→ Set exercise
Repeat the entries that follow verbatim, without any of their pictures.

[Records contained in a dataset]
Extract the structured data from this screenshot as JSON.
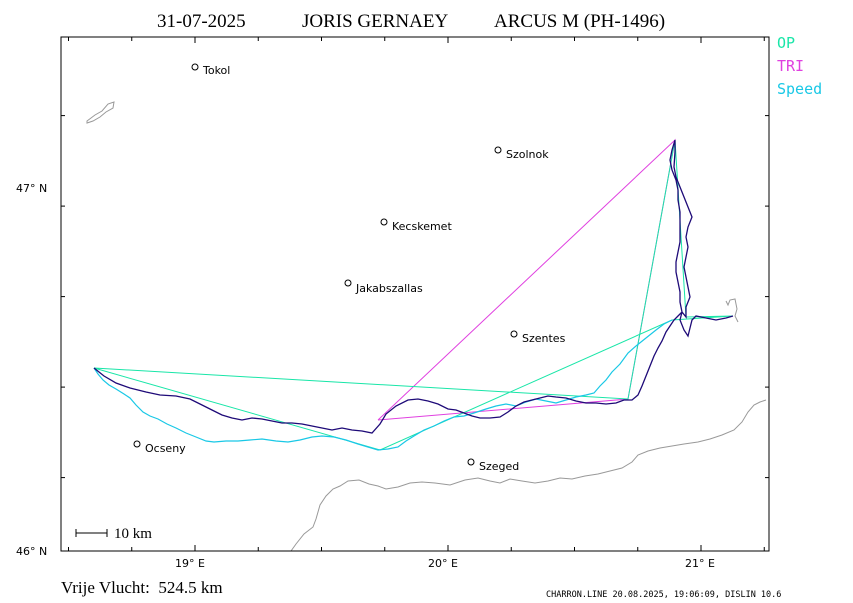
{
  "header": {
    "date": "31-07-2025",
    "pilot": "JORIS GERNAEY",
    "glider": "ARCUS M (PH-1496)"
  },
  "legend": [
    {
      "label": "OP",
      "color": "#19e6a8"
    },
    {
      "label": "TRI",
      "color": "#e040e0"
    },
    {
      "label": "Speed",
      "color": "#19c8e6"
    }
  ],
  "axes": {
    "x_ticks": [
      {
        "label": "19° E",
        "lon": 19.0
      },
      {
        "label": "20° E",
        "lon": 20.0
      },
      {
        "label": "21° E",
        "lon": 21.0
      }
    ],
    "y_ticks": [
      {
        "label": "47° N",
        "lat": 47.0
      },
      {
        "label": "46° N",
        "lat": 46.0
      }
    ]
  },
  "towns": [
    {
      "name": "Tokol",
      "lon": 19.0,
      "lat": 47.33
    },
    {
      "name": "Szolnok",
      "lon": 20.21,
      "lat": 47.1
    },
    {
      "name": "Kecskemet",
      "lon": 19.76,
      "lat": 46.9
    },
    {
      "name": "Jakabszallas",
      "lon": 19.61,
      "lat": 46.74
    },
    {
      "name": "Szentes",
      "lon": 20.28,
      "lat": 46.6
    },
    {
      "name": "Ocseny",
      "lon": 18.77,
      "lat": 46.3
    },
    {
      "name": "Szeged",
      "lon": 20.11,
      "lat": 46.24
    }
  ],
  "scale_bar": {
    "label": "10 km"
  },
  "footer": {
    "distance": "Vrije Vlucht:  524.5 km",
    "credit": "CHARRON.LINE 20.08.2025, 19:06:09, DISLIN 10.6"
  },
  "colors": {
    "track": "#1e0a78",
    "op": "#19e6a8",
    "tri": "#e040e0",
    "speed": "#19c8e6",
    "border": "#999999"
  }
}
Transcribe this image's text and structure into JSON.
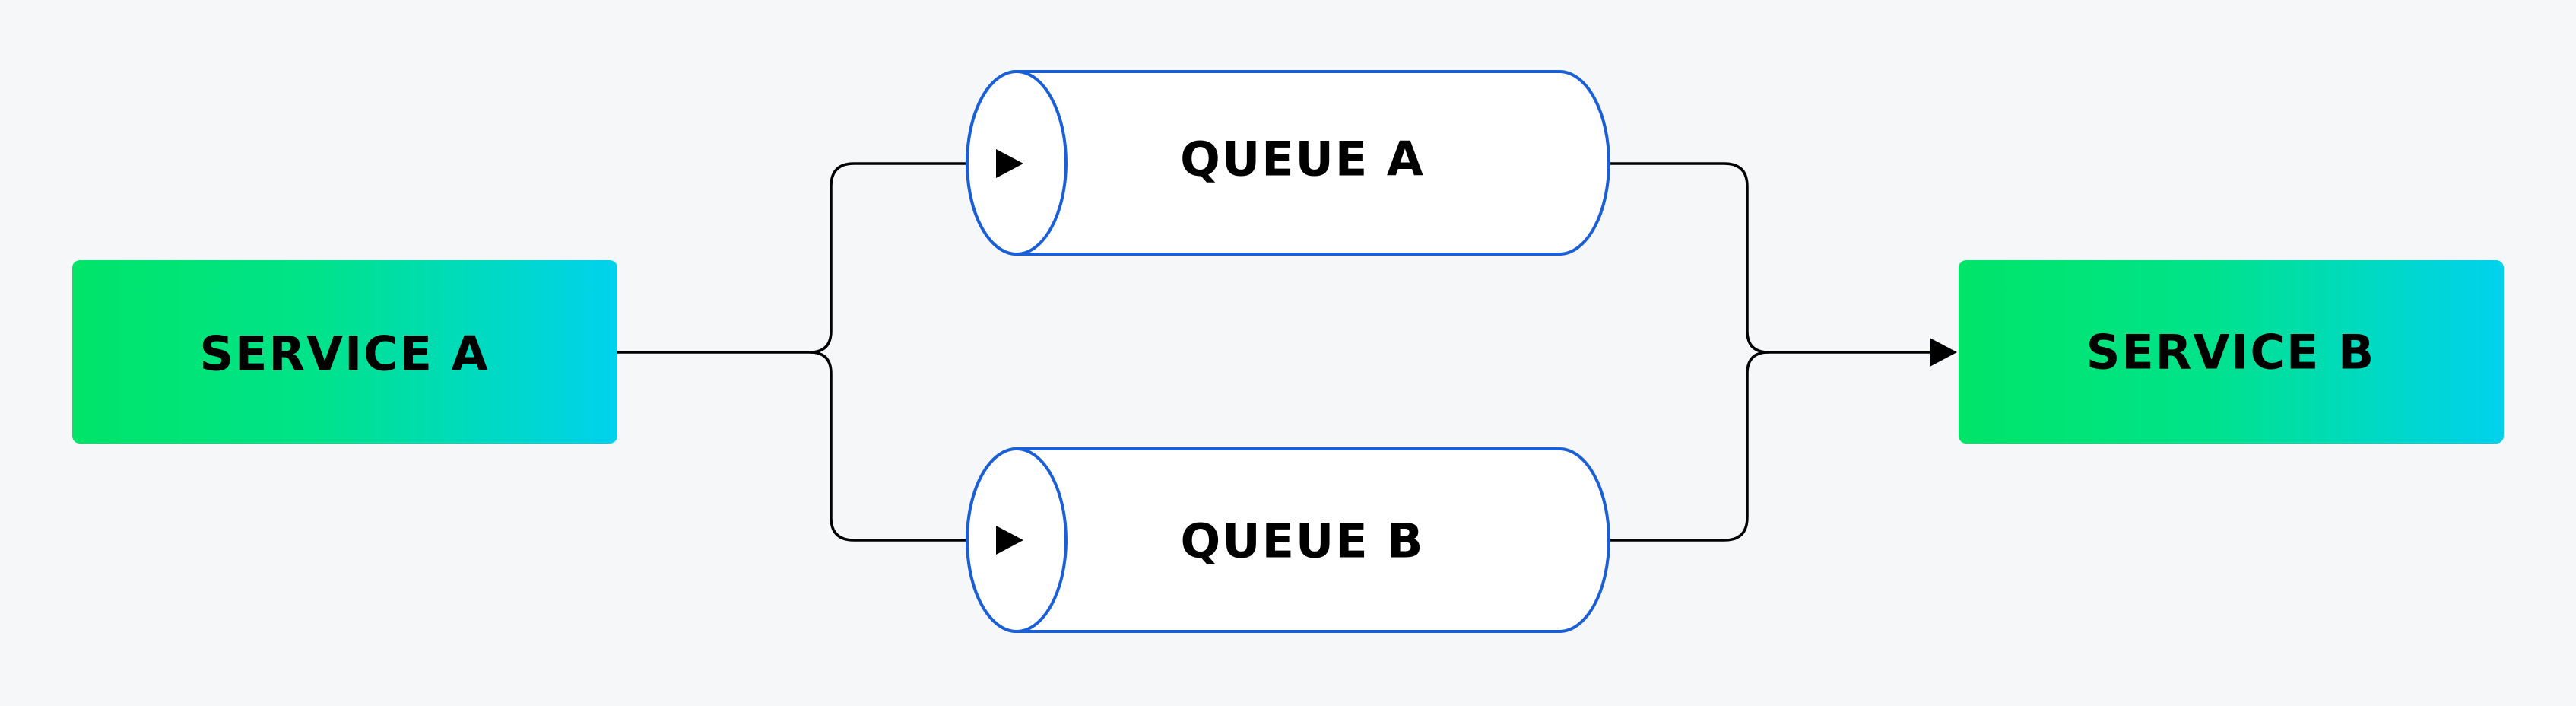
{
  "diagram": {
    "nodes": {
      "service_a": {
        "label": "SERVICE A"
      },
      "queue_a": {
        "label": "QUEUE A"
      },
      "queue_b": {
        "label": "QUEUE B"
      },
      "service_b": {
        "label": "SERVICE B"
      }
    },
    "colors": {
      "background": "#f6f7f9",
      "service_gradient_start": "#00e469",
      "service_gradient_end": "#00d2ee",
      "queue_fill": "#ffffff",
      "queue_stroke": "#1a5fd6",
      "connector": "#000000"
    },
    "edges": [
      {
        "from": "SERVICE A",
        "to": "QUEUE A"
      },
      {
        "from": "SERVICE A",
        "to": "QUEUE B"
      },
      {
        "from": "QUEUE A",
        "to": "SERVICE B"
      },
      {
        "from": "QUEUE B",
        "to": "SERVICE B"
      }
    ]
  }
}
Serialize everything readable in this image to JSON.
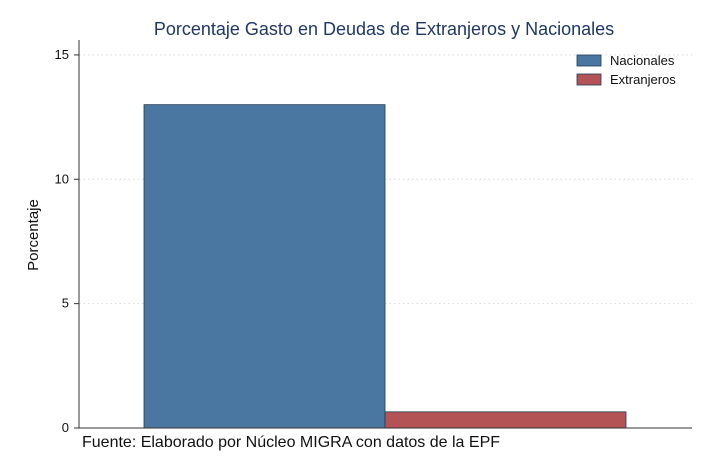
{
  "chart_data": {
    "type": "bar",
    "title": "Porcentaje Gasto en Deudas de Extranjeros y Nacionales",
    "ylabel": "Porcentaje",
    "xlabel": "",
    "ylim": [
      0,
      15.6
    ],
    "yticks": [
      0,
      5,
      10,
      15
    ],
    "grid": true,
    "legend_position": "top-right",
    "series": [
      {
        "name": "Nacionales",
        "value": 13.0,
        "color": "#4a77a1"
      },
      {
        "name": "Extranjeros",
        "value": 0.65,
        "color": "#b35356"
      }
    ],
    "note": "Fuente: Elaborado por Núcleo MIGRA con datos de la EPF"
  }
}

→ Reply to the task
Extract the structured data from this screenshot as JSON.
{
  "header": {
    "date": "31-07-2025",
    "pilot": "JORIS GERNAEY",
    "glider": "ARCUS M (PH-1496)"
  },
  "legend": [
    {
      "label": "OP",
      "color": "#19e6a8"
    },
    {
      "label": "TRI",
      "color": "#e040e0"
    },
    {
      "label": "Speed",
      "color": "#19c8e6"
    }
  ],
  "axes": {
    "x_ticks": [
      {
        "label": "19° E",
        "lon": 19.0
      },
      {
        "label": "20° E",
        "lon": 20.0
      },
      {
        "label": "21° E",
        "lon": 21.0
      }
    ],
    "y_ticks": [
      {
        "label": "47° N",
        "lat": 47.0
      },
      {
        "label": "46° N",
        "lat": 46.0
      }
    ]
  },
  "towns": [
    {
      "name": "Tokol",
      "lon": 19.0,
      "lat": 47.33
    },
    {
      "name": "Szolnok",
      "lon": 20.21,
      "lat": 47.1
    },
    {
      "name": "Kecskemet",
      "lon": 19.76,
      "lat": 46.9
    },
    {
      "name": "Jakabszallas",
      "lon": 19.61,
      "lat": 46.74
    },
    {
      "name": "Szentes",
      "lon": 20.28,
      "lat": 46.6
    },
    {
      "name": "Ocseny",
      "lon": 18.77,
      "lat": 46.3
    },
    {
      "name": "Szeged",
      "lon": 20.11,
      "lat": 46.24
    }
  ],
  "scale_bar": {
    "label": "10 km"
  },
  "footer": {
    "distance": "Vrije Vlucht:  524.5 km",
    "credit": "CHARRON.LINE 20.08.2025, 19:06:09, DISLIN 10.6"
  },
  "colors": {
    "track": "#1e0a78",
    "op": "#19e6a8",
    "tri": "#e040e0",
    "speed": "#19c8e6",
    "border": "#999999"
  }
}
Transcribe this image's text and structure into JSON.
{
  "diagram": {
    "nodes": {
      "service_a": {
        "label": "SERVICE A"
      },
      "queue_a": {
        "label": "QUEUE A"
      },
      "queue_b": {
        "label": "QUEUE B"
      },
      "service_b": {
        "label": "SERVICE B"
      }
    },
    "colors": {
      "background": "#f6f7f9",
      "service_gradient_start": "#00e469",
      "service_gradient_end": "#00d2ee",
      "queue_fill": "#ffffff",
      "queue_stroke": "#1a5fd6",
      "connector": "#000000"
    },
    "edges": [
      {
        "from": "SERVICE A",
        "to": "QUEUE A"
      },
      {
        "from": "SERVICE A",
        "to": "QUEUE B"
      },
      {
        "from": "QUEUE A",
        "to": "SERVICE B"
      },
      {
        "from": "QUEUE B",
        "to": "SERVICE B"
      }
    ]
  }
}
Serialize everything readable in this image to JSON.
{
  "chart_data": {
    "type": "bar",
    "title": "Porcentaje Gasto en Deudas de Extranjeros y Nacionales",
    "ylabel": "Porcentaje",
    "xlabel": "",
    "ylim": [
      0,
      15.6
    ],
    "yticks": [
      0,
      5,
      10,
      15
    ],
    "grid": true,
    "legend_position": "top-right",
    "series": [
      {
        "name": "Nacionales",
        "value": 13.0,
        "color": "#4a77a1"
      },
      {
        "name": "Extranjeros",
        "value": 0.65,
        "color": "#b35356"
      }
    ],
    "note": "Fuente: Elaborado por Núcleo MIGRA con datos de la EPF"
  }
}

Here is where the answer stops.